What is expected
Search the material below for the word "type". Copy every line that has it.

Listed records
--------------------------------------------------

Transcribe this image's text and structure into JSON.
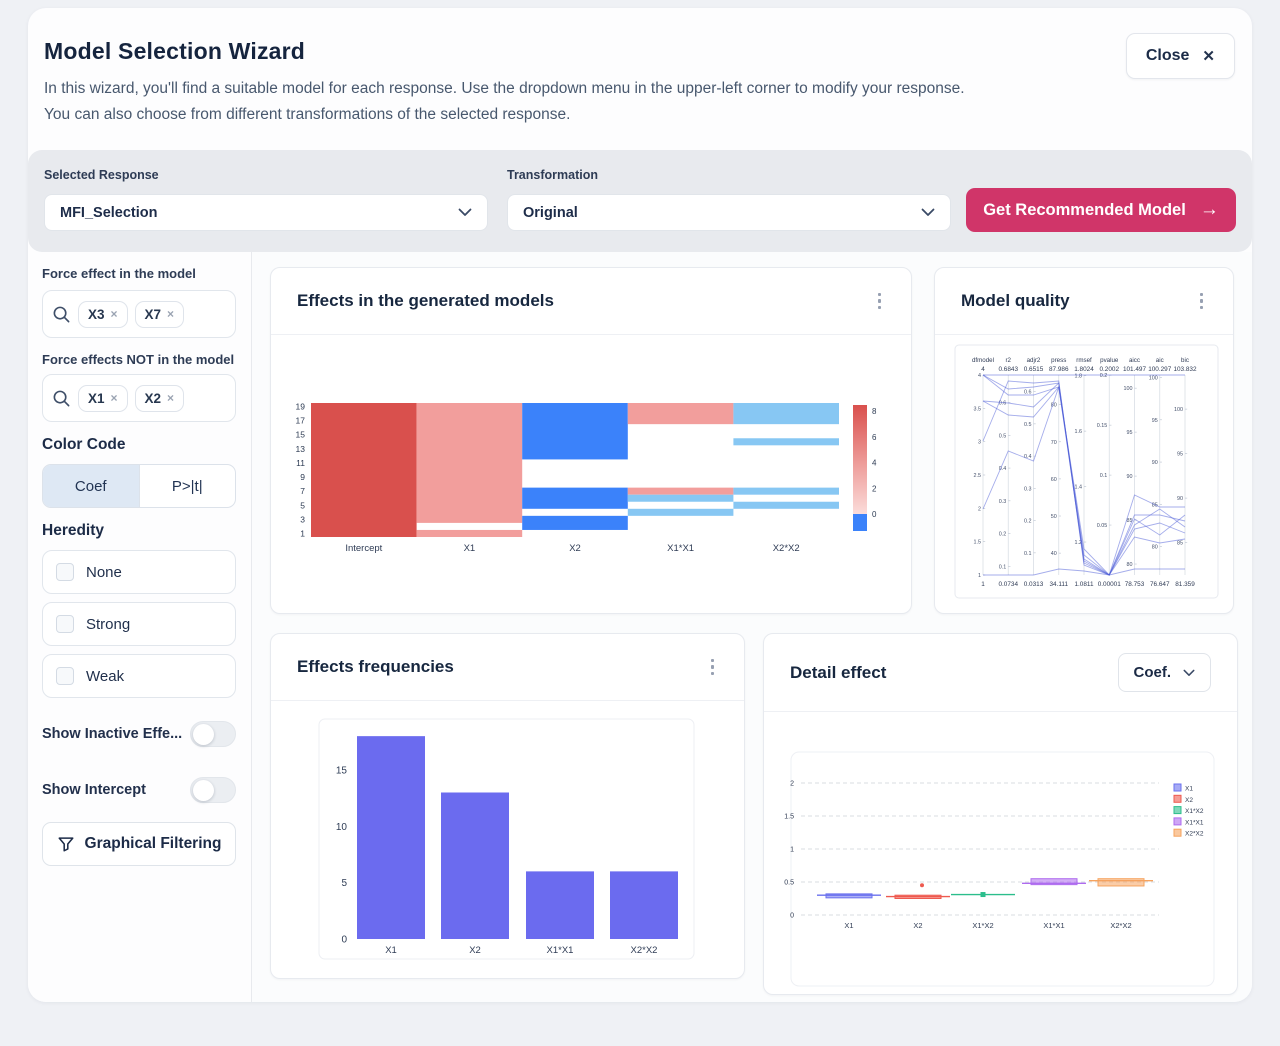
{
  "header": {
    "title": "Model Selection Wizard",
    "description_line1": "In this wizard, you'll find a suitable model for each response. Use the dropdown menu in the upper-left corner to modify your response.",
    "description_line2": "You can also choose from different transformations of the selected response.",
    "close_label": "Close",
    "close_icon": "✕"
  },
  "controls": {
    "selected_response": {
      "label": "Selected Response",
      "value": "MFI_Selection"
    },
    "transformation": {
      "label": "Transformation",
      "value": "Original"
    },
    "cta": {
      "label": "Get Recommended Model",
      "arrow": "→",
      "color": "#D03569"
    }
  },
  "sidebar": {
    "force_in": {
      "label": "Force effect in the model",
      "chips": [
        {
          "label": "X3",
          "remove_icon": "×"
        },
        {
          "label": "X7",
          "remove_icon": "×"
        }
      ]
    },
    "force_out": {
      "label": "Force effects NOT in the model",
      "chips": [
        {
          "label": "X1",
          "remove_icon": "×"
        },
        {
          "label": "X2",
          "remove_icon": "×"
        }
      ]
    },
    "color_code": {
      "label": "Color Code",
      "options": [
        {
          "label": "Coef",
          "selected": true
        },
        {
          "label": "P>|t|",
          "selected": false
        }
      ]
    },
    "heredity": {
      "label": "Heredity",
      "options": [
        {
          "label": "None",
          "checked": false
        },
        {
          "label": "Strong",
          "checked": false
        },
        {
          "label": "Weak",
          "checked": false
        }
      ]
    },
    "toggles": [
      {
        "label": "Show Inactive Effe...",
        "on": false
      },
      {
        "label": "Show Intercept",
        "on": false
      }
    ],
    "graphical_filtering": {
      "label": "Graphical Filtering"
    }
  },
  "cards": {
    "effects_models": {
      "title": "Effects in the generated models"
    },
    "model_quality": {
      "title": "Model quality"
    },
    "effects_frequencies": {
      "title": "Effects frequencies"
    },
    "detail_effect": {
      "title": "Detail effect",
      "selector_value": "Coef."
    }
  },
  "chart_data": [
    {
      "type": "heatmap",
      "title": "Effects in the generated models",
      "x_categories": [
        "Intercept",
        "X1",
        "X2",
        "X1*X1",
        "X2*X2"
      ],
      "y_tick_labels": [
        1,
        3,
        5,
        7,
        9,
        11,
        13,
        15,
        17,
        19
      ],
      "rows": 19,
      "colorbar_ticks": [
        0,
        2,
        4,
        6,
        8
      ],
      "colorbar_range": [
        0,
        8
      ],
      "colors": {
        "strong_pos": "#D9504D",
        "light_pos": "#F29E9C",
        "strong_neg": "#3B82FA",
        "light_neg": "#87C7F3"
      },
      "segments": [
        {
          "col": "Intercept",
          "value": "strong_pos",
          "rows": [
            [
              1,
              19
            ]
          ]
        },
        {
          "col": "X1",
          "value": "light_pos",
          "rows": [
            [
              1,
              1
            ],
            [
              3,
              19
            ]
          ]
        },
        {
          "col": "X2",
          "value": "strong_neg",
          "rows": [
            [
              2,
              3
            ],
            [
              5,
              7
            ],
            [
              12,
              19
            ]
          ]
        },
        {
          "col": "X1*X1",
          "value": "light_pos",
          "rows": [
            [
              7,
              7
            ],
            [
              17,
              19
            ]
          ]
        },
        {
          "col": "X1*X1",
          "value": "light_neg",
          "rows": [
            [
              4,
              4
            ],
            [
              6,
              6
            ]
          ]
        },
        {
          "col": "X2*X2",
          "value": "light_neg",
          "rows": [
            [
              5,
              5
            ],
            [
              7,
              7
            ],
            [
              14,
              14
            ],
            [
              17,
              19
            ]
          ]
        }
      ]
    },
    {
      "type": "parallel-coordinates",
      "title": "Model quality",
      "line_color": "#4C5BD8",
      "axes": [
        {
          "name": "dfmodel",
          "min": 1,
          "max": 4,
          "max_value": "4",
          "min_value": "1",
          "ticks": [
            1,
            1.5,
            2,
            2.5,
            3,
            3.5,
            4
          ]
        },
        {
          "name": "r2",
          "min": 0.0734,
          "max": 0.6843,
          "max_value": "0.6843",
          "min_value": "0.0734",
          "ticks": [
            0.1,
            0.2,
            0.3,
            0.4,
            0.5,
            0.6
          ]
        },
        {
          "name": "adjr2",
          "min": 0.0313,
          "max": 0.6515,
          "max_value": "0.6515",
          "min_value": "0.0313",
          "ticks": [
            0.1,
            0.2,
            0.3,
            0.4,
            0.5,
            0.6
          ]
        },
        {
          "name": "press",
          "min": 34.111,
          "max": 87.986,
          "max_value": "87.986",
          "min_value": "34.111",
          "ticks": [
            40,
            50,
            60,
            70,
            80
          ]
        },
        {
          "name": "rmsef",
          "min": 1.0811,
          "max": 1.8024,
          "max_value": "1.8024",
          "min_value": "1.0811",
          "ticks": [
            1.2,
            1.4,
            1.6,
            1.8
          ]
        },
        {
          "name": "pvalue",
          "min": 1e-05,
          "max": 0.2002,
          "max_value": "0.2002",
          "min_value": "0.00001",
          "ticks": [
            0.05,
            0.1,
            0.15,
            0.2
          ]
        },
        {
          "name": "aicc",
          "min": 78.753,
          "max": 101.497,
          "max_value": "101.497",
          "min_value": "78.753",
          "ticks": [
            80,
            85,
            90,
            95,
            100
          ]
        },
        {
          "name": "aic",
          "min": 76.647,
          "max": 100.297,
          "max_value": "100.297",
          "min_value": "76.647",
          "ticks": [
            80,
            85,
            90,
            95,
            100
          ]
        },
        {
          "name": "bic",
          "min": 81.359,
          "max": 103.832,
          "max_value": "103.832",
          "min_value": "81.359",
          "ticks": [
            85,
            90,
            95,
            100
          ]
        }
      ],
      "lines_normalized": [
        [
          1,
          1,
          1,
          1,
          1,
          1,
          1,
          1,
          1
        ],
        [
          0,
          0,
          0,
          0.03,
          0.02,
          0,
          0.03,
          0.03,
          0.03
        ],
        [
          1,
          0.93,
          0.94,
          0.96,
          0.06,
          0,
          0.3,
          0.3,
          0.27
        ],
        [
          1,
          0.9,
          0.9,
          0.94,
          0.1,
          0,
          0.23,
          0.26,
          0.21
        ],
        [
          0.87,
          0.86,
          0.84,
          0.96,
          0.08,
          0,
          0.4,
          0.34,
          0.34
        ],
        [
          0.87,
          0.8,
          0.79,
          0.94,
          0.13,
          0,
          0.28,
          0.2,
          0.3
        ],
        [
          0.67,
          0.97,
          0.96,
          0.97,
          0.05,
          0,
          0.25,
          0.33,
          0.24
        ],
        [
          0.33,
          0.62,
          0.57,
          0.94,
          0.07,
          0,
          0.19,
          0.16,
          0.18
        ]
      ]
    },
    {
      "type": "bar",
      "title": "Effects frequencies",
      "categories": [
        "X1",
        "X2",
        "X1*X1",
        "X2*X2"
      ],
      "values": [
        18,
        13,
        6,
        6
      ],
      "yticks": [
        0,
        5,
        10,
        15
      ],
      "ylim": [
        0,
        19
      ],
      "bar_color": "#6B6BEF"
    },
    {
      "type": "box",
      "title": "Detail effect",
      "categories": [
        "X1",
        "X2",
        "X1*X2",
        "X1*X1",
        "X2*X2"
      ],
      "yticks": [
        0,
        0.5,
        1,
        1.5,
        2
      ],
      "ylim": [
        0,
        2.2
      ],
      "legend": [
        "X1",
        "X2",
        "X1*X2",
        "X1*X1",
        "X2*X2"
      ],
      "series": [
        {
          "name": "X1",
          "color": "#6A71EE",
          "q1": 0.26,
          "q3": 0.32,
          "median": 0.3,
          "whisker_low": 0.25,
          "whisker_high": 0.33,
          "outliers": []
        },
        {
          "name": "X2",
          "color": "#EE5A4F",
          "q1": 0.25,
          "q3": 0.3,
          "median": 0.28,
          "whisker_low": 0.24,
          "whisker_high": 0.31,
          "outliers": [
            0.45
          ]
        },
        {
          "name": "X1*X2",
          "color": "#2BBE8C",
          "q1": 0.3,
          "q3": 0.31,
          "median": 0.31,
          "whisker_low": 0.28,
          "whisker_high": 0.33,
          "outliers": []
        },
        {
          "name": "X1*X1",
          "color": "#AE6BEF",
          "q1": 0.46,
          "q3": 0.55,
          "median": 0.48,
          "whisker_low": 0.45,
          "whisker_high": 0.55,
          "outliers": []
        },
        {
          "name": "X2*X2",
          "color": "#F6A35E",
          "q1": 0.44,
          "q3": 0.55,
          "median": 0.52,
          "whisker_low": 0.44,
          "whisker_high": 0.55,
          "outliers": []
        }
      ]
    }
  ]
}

--------------------------------------------------

Full output
      "type": "heatmap",
      "type": "parallel-coordinates",
      "type": "bar",
      "type": "box",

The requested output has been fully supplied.